• EXERCISE OBJECTIVE: Copy the entries below exactly. Images do not belong in the copy.

• EXTRACTED ENTRIES:
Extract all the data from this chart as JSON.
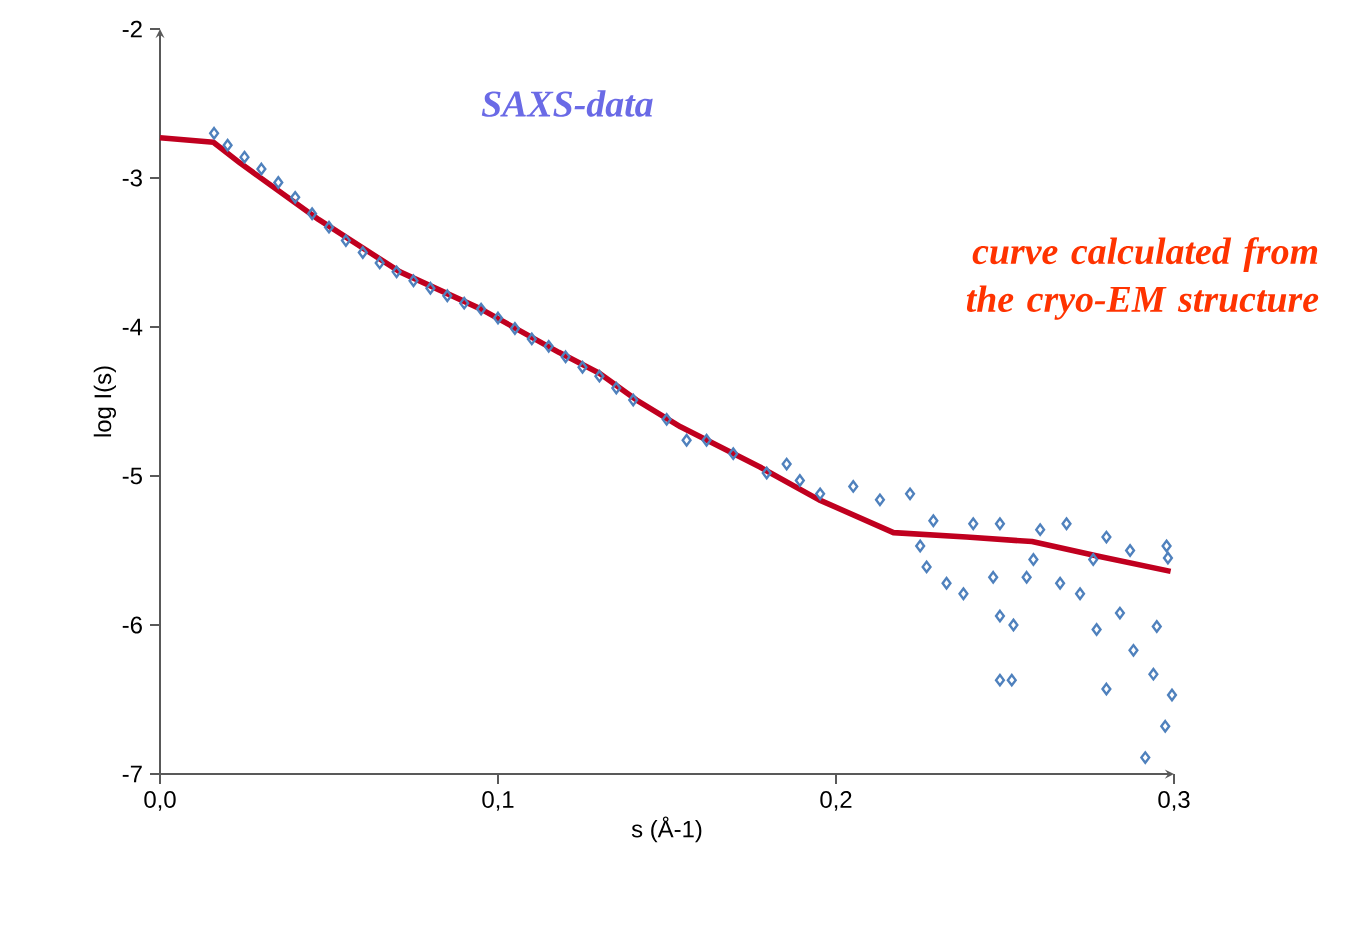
{
  "chart_data": {
    "type": "scatter",
    "xlabel": "s (Å-1)",
    "ylabel": "log I(s)",
    "xlim": [
      0,
      0.3
    ],
    "ylim": [
      -7,
      -2
    ],
    "xticks": [
      {
        "value": 0,
        "label": "0,0"
      },
      {
        "value": 0.1,
        "label": "0,1"
      },
      {
        "value": 0.2,
        "label": "0,2"
      },
      {
        "value": 0.3,
        "label": "0,3"
      }
    ],
    "yticks": [
      -7,
      -6,
      -5,
      -4,
      -3,
      -2
    ],
    "grid": false,
    "annotations": [
      "SAXS-data",
      "curve calculated from the cryo-EM structure"
    ],
    "series": [
      {
        "color": "#4f81bd",
        "marker": "diamond",
        "x": [
          0.016,
          0.02,
          0.025,
          0.03,
          0.035,
          0.04,
          0.045,
          0.05,
          0.055,
          0.06,
          0.065,
          0.07,
          0.075,
          0.08,
          0.085,
          0.09,
          0.095,
          0.1,
          0.105,
          0.11,
          0.115,
          0.12,
          0.125,
          0.13,
          0.135,
          0.14,
          0.1499,
          0.1558,
          0.1617,
          0.1696,
          0.1795,
          0.1854,
          0.1893,
          0.1953,
          0.2051,
          0.213,
          0.2219,
          0.2249,
          0.2268,
          0.2288,
          0.2327,
          0.2377,
          0.2406,
          0.2465,
          0.2485,
          0.2485,
          0.2485,
          0.252,
          0.2525,
          0.2564,
          0.2584,
          0.2604,
          0.2663,
          0.2682,
          0.2722,
          0.2761,
          0.2771,
          0.28,
          0.28,
          0.284,
          0.287,
          0.288,
          0.2915,
          0.2939,
          0.2949,
          0.2974,
          0.2978,
          0.2982,
          0.2994
        ],
        "values": [
          -2.7,
          -2.78,
          -2.86,
          -2.94,
          -3.03,
          -3.13,
          -3.24,
          -3.33,
          -3.42,
          -3.5,
          -3.57,
          -3.63,
          -3.69,
          -3.74,
          -3.79,
          -3.84,
          -3.88,
          -3.94,
          -4.01,
          -4.08,
          -4.13,
          -4.2,
          -4.27,
          -4.33,
          -4.41,
          -4.49,
          -4.62,
          -4.76,
          -4.76,
          -4.85,
          -4.98,
          -4.92,
          -5.03,
          -5.12,
          -5.07,
          -5.16,
          -5.12,
          -5.47,
          -5.61,
          -5.3,
          -5.72,
          -5.79,
          -5.32,
          -5.68,
          -5.32,
          -5.94,
          -6.37,
          -6.37,
          -6.0,
          -5.68,
          -5.56,
          -5.36,
          -5.72,
          -5.32,
          -5.79,
          -5.56,
          -6.03,
          -5.41,
          -6.43,
          -5.92,
          -5.5,
          -6.17,
          -6.89,
          -6.33,
          -6.01,
          -6.68,
          -5.47,
          -5.55,
          -6.47
        ]
      },
      {
        "type": "line",
        "color": "#c0001f",
        "marker": "none",
        "line_style": "solid",
        "x": [
          0,
          0.0158,
          0.0237,
          0.047,
          0.071,
          0.095,
          0.118,
          0.13,
          0.141,
          0.154,
          0.1775,
          0.195,
          0.217,
          0.2386,
          0.258,
          0.278,
          0.299
        ],
        "values": [
          -2.73,
          -2.76,
          -2.9,
          -3.28,
          -3.63,
          -3.88,
          -4.17,
          -4.31,
          -4.49,
          -4.67,
          -4.94,
          -5.16,
          -5.38,
          -5.41,
          -5.44,
          -5.54,
          -5.64
        ]
      }
    ]
  }
}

• REPLY TO THE TASK:
Extract all the data from this chart as JSON.
{
  "chart_data": {
    "type": "scatter",
    "xlabel": "s (Å-1)",
    "ylabel": "log I(s)",
    "xlim": [
      0,
      0.3
    ],
    "ylim": [
      -7,
      -2
    ],
    "xticks": [
      {
        "value": 0,
        "label": "0,0"
      },
      {
        "value": 0.1,
        "label": "0,1"
      },
      {
        "value": 0.2,
        "label": "0,2"
      },
      {
        "value": 0.3,
        "label": "0,3"
      }
    ],
    "yticks": [
      -7,
      -6,
      -5,
      -4,
      -3,
      -2
    ],
    "grid": false,
    "annotations": [
      "SAXS-data",
      "curve calculated from the cryo-EM structure"
    ],
    "series": [
      {
        "color": "#4f81bd",
        "marker": "diamond",
        "x": [
          0.016,
          0.02,
          0.025,
          0.03,
          0.035,
          0.04,
          0.045,
          0.05,
          0.055,
          0.06,
          0.065,
          0.07,
          0.075,
          0.08,
          0.085,
          0.09,
          0.095,
          0.1,
          0.105,
          0.11,
          0.115,
          0.12,
          0.125,
          0.13,
          0.135,
          0.14,
          0.1499,
          0.1558,
          0.1617,
          0.1696,
          0.1795,
          0.1854,
          0.1893,
          0.1953,
          0.2051,
          0.213,
          0.2219,
          0.2249,
          0.2268,
          0.2288,
          0.2327,
          0.2377,
          0.2406,
          0.2465,
          0.2485,
          0.2485,
          0.2485,
          0.252,
          0.2525,
          0.2564,
          0.2584,
          0.2604,
          0.2663,
          0.2682,
          0.2722,
          0.2761,
          0.2771,
          0.28,
          0.28,
          0.284,
          0.287,
          0.288,
          0.2915,
          0.2939,
          0.2949,
          0.2974,
          0.2978,
          0.2982,
          0.2994
        ],
        "values": [
          -2.7,
          -2.78,
          -2.86,
          -2.94,
          -3.03,
          -3.13,
          -3.24,
          -3.33,
          -3.42,
          -3.5,
          -3.57,
          -3.63,
          -3.69,
          -3.74,
          -3.79,
          -3.84,
          -3.88,
          -3.94,
          -4.01,
          -4.08,
          -4.13,
          -4.2,
          -4.27,
          -4.33,
          -4.41,
          -4.49,
          -4.62,
          -4.76,
          -4.76,
          -4.85,
          -4.98,
          -4.92,
          -5.03,
          -5.12,
          -5.07,
          -5.16,
          -5.12,
          -5.47,
          -5.61,
          -5.3,
          -5.72,
          -5.79,
          -5.32,
          -5.68,
          -5.32,
          -5.94,
          -6.37,
          -6.37,
          -6.0,
          -5.68,
          -5.56,
          -5.36,
          -5.72,
          -5.32,
          -5.79,
          -5.56,
          -6.03,
          -5.41,
          -6.43,
          -5.92,
          -5.5,
          -6.17,
          -6.89,
          -6.33,
          -6.01,
          -6.68,
          -5.47,
          -5.55,
          -6.47
        ]
      },
      {
        "type": "line",
        "color": "#c0001f",
        "marker": "none",
        "line_style": "solid",
        "x": [
          0,
          0.0158,
          0.0237,
          0.047,
          0.071,
          0.095,
          0.118,
          0.13,
          0.141,
          0.154,
          0.1775,
          0.195,
          0.217,
          0.2386,
          0.258,
          0.278,
          0.299
        ],
        "values": [
          -2.73,
          -2.76,
          -2.9,
          -3.28,
          -3.63,
          -3.88,
          -4.17,
          -4.31,
          -4.49,
          -4.67,
          -4.94,
          -5.16,
          -5.38,
          -5.41,
          -5.44,
          -5.54,
          -5.64
        ]
      }
    ]
  }
}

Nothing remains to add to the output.